DATA:

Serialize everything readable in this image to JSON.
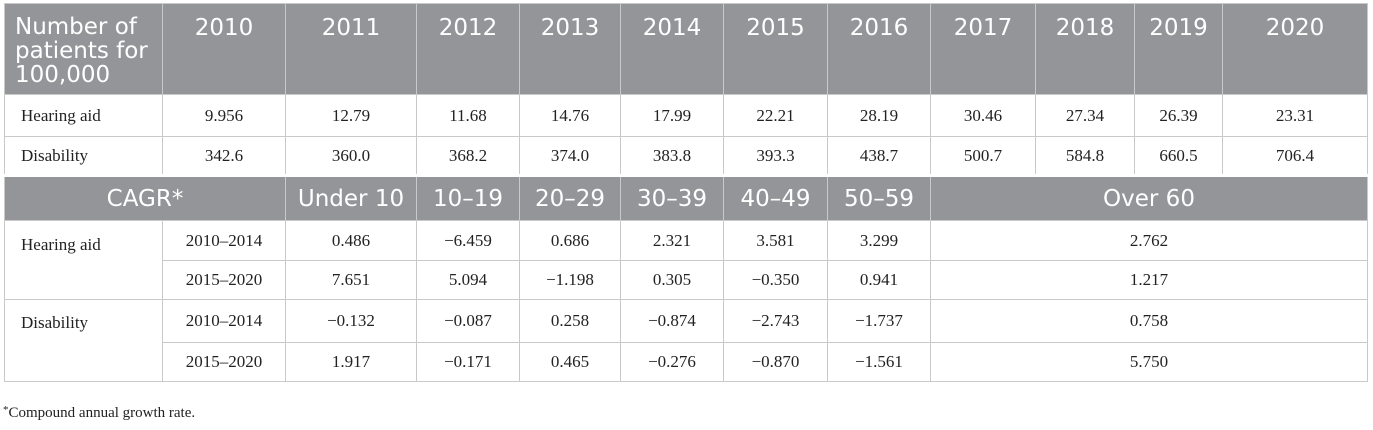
{
  "header": {
    "title": "Number of patients for 100,000",
    "years": [
      "2010",
      "2011",
      "2012",
      "2013",
      "2014",
      "2015",
      "2016",
      "2017",
      "2018",
      "2019",
      "2020"
    ]
  },
  "patients": [
    {
      "label": "Hearing aid",
      "values": [
        "9.956",
        "12.79",
        "11.68",
        "14.76",
        "17.99",
        "22.21",
        "28.19",
        "30.46",
        "27.34",
        "26.39",
        "23.31"
      ]
    },
    {
      "label": "Disability",
      "values": [
        "342.6",
        "360.0",
        "368.2",
        "374.0",
        "383.8",
        "393.3",
        "438.7",
        "500.7",
        "584.8",
        "660.5",
        "706.4"
      ]
    }
  ],
  "cagr_header": {
    "title": "CAGR*",
    "groups": [
      "Under 10",
      "10–19",
      "20–29",
      "30–39",
      "40–49",
      "50–59",
      "Over 60"
    ]
  },
  "cagr": [
    {
      "label": "Hearing aid",
      "rows": [
        {
          "period": "2010–2014",
          "values": [
            "0.486",
            "−6.459",
            "0.686",
            "2.321",
            "3.581",
            "3.299",
            "2.762"
          ]
        },
        {
          "period": "2015–2020",
          "values": [
            "7.651",
            "5.094",
            "−1.198",
            "0.305",
            "−0.350",
            "0.941",
            "1.217"
          ]
        }
      ]
    },
    {
      "label": "Disability",
      "rows": [
        {
          "period": "2010–2014",
          "values": [
            "−0.132",
            "−0.087",
            "0.258",
            "−0.874",
            "−2.743",
            "−1.737",
            "0.758"
          ]
        },
        {
          "period": "2015–2020",
          "values": [
            "1.917",
            "−0.171",
            "0.465",
            "−0.276",
            "−0.870",
            "−1.561",
            "5.750"
          ]
        }
      ]
    }
  ],
  "footnote": {
    "mark": "*",
    "text": "Compound annual growth rate."
  }
}
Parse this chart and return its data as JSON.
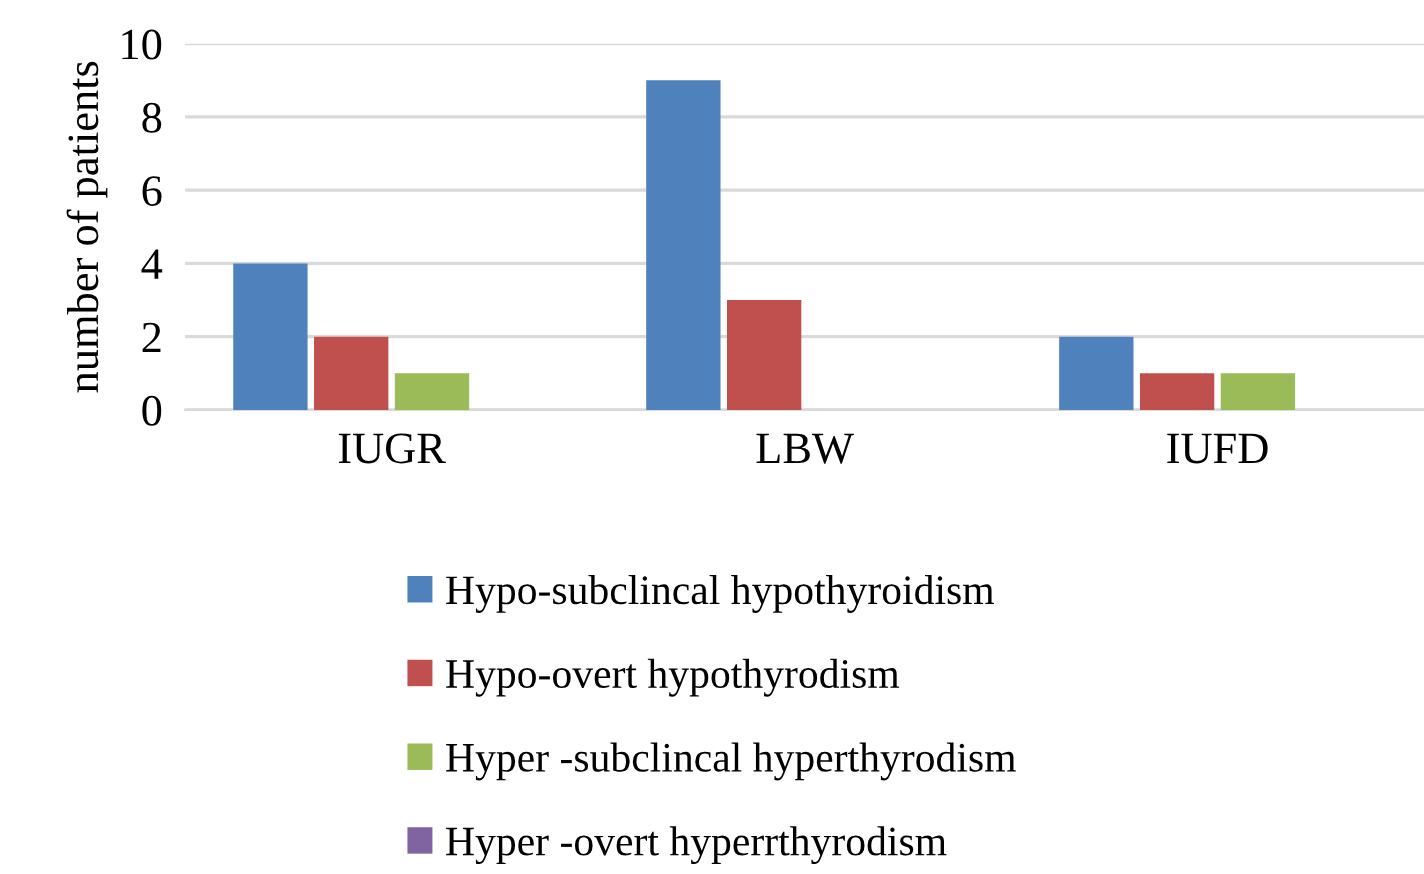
{
  "chart_data": {
    "type": "bar",
    "ylabel": "number of patients",
    "categories": [
      "IUGR",
      "LBW",
      "IUFD"
    ],
    "series": [
      {
        "name": "Hypo-subclincal hypothyroidism",
        "color": "#4f81bd",
        "values": [
          4,
          9,
          2
        ]
      },
      {
        "name": "Hypo-overt hypothyrodism",
        "color": "#c0504d",
        "values": [
          2,
          3,
          1
        ]
      },
      {
        "name": "Hyper -subclincal hyperthyrodism",
        "color": "#9bbb59",
        "values": [
          1,
          0,
          1
        ]
      },
      {
        "name": "Hyper -overt hyperrthyrodism",
        "color": "#8064a2",
        "values": [
          0,
          0,
          0
        ]
      }
    ],
    "ylim": [
      0,
      10
    ],
    "yticks": [
      0,
      2,
      4,
      6,
      8,
      10
    ],
    "grid": "y",
    "legend": "bottom"
  }
}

TASK DETAILS: Write out all of the data above exactly, pictures excluded.

REPLY:
Serialize everything readable in this image to JSON.
{
  "header": {
    "title": "Number of patients for 100,000",
    "years": [
      "2010",
      "2011",
      "2012",
      "2013",
      "2014",
      "2015",
      "2016",
      "2017",
      "2018",
      "2019",
      "2020"
    ]
  },
  "patients": [
    {
      "label": "Hearing aid",
      "values": [
        "9.956",
        "12.79",
        "11.68",
        "14.76",
        "17.99",
        "22.21",
        "28.19",
        "30.46",
        "27.34",
        "26.39",
        "23.31"
      ]
    },
    {
      "label": "Disability",
      "values": [
        "342.6",
        "360.0",
        "368.2",
        "374.0",
        "383.8",
        "393.3",
        "438.7",
        "500.7",
        "584.8",
        "660.5",
        "706.4"
      ]
    }
  ],
  "cagr_header": {
    "title": "CAGR*",
    "groups": [
      "Under 10",
      "10–19",
      "20–29",
      "30–39",
      "40–49",
      "50–59",
      "Over 60"
    ]
  },
  "cagr": [
    {
      "label": "Hearing aid",
      "rows": [
        {
          "period": "2010–2014",
          "values": [
            "0.486",
            "−6.459",
            "0.686",
            "2.321",
            "3.581",
            "3.299",
            "2.762"
          ]
        },
        {
          "period": "2015–2020",
          "values": [
            "7.651",
            "5.094",
            "−1.198",
            "0.305",
            "−0.350",
            "0.941",
            "1.217"
          ]
        }
      ]
    },
    {
      "label": "Disability",
      "rows": [
        {
          "period": "2010–2014",
          "values": [
            "−0.132",
            "−0.087",
            "0.258",
            "−0.874",
            "−2.743",
            "−1.737",
            "0.758"
          ]
        },
        {
          "period": "2015–2020",
          "values": [
            "1.917",
            "−0.171",
            "0.465",
            "−0.276",
            "−0.870",
            "−1.561",
            "5.750"
          ]
        }
      ]
    }
  ],
  "footnote": {
    "mark": "*",
    "text": "Compound annual growth rate."
  }
}
Parse this chart and return its data as JSON.
{
  "chart_data": {
    "type": "bar",
    "ylabel": "number of patients",
    "categories": [
      "IUGR",
      "LBW",
      "IUFD"
    ],
    "series": [
      {
        "name": "Hypo-subclincal hypothyroidism",
        "color": "#4f81bd",
        "values": [
          4,
          9,
          2
        ]
      },
      {
        "name": "Hypo-overt hypothyrodism",
        "color": "#c0504d",
        "values": [
          2,
          3,
          1
        ]
      },
      {
        "name": "Hyper -subclincal hyperthyrodism",
        "color": "#9bbb59",
        "values": [
          1,
          0,
          1
        ]
      },
      {
        "name": "Hyper -overt hyperrthyrodism",
        "color": "#8064a2",
        "values": [
          0,
          0,
          0
        ]
      }
    ],
    "ylim": [
      0,
      10
    ],
    "yticks": [
      0,
      2,
      4,
      6,
      8,
      10
    ],
    "grid": "y",
    "legend": "bottom"
  }
}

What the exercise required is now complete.